Task statement —
From the text on tuning Apache for faster page loads, explain in one to three sentences why a default expiration date set far in the future can be used with Rails.
— begin Text —
ETags: The Yahoo! explanation of how ETags are important is a little confusing. The summary is this: you want to turn ETags off. They’re ineffective with multiple servers (i.e. an asset-server setup) and even if everything is on one host, there are other, just as useful means of avoiding downloads of cached files. So spare yourself that many bytes per connection and turn them off. It’s a one-line fix:

FileETag none

GZip components: The time saved by sending down compressed files is greater than the time spent compressing them, but only for text-based file types. (Images and PDFs are already compressed, so re-compression won’t help and might hurt.) If you’re using Coda Hale’s configuration for Apache and Mongrel (and many of us are) the code for compressing text components before download is already in your Apache configuration. However, Coda’s config misses one file type which Rails seems to use for Javascript, application/x-javascript, so YSlow keeps dinging us for uncompressed JavaScript files. With that added, the configuration for compression looks like this:

AddOutputFilterByType DEFLATE text/html text/plain text/xml application/xml application/xhtml+xml text/javascript text/css application/x-javascript
BrowserMatch ^Mozilla/4 gzip-only-text/html
BrowserMatch ^Mozilla/4.0[678] no-gzip
BrowserMatch \bMSIE !no-gzip !gzip-only-text/html

(Note that there should be only four lines there: one AddOutputFilterByType and then three BrowserMatch lines.)

Far-future cache expiration: Yahoo! is looking for really far future expiration dates for cache expiration. The reasoning here is to maximize the odds that your users are arriving at your site with a “primed” cache, i.e. one where most of your components are already loaded. By putting a way-out expiration on components, users keep those bits in their cache longer. The flip side is that filenames need to change in order to prompt the browser to load a changed file. Rails does this by automatically appending a timestamp to the filenames of many components. (Check your page source and see what is actually getting called when you load a CSS file.) Therefore, we can set our default expires header way out in the future.

This is a two-line addition to the Apache configuration:

ExpiresActive On
ExpiresDefault "access plus 10 years"

Reducing connection count: This is the tough one. Default Rails apps load a zillion (OK, seven) Javascript files and at least one but possibly many more CSS files, and that’s before we start with page images. Most browsers will only open two or three connections at a time to a given server, so all the files are waiting in line to get loaded. You can maximize the number of concurrent connections by using an asset server; this fools the browser into opening more connections by giving it more hosts to connect to. (This is like opening more Starbucks’ in the same town.) That doesn’t really save you, though, and it boosts the number of DNS lookups the browser needs to run. To really cut the number of JS and CSS files, you need to bundle assets. It’s possible to bundle images, but that’s not a problem for LCI, which has only four or five images on the home page. Bundling JS and CSS is where the action is.
— end Text —
— begin Information provided —
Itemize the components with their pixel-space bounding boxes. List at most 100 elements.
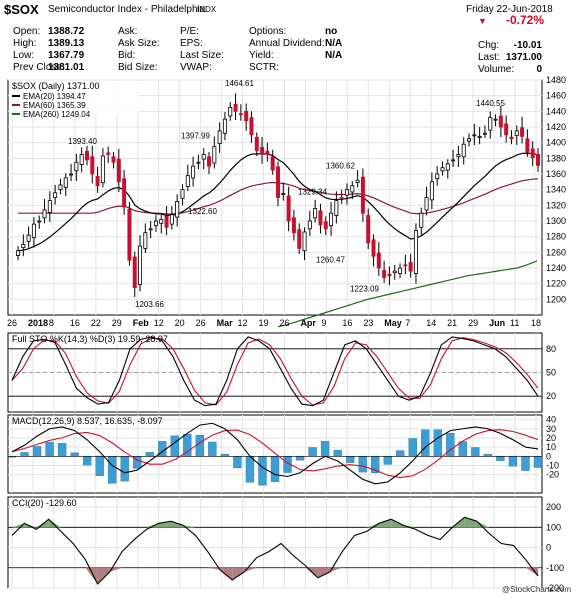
— end Information provided —
Final result —
A browser loads a changed file only when its filename changes, and Rails automatically adds a timestamp to the filenames of many components. The default expires header can therefore be set far in the future, so users keep those components cached longer and are more likely to arrive with a primed cache.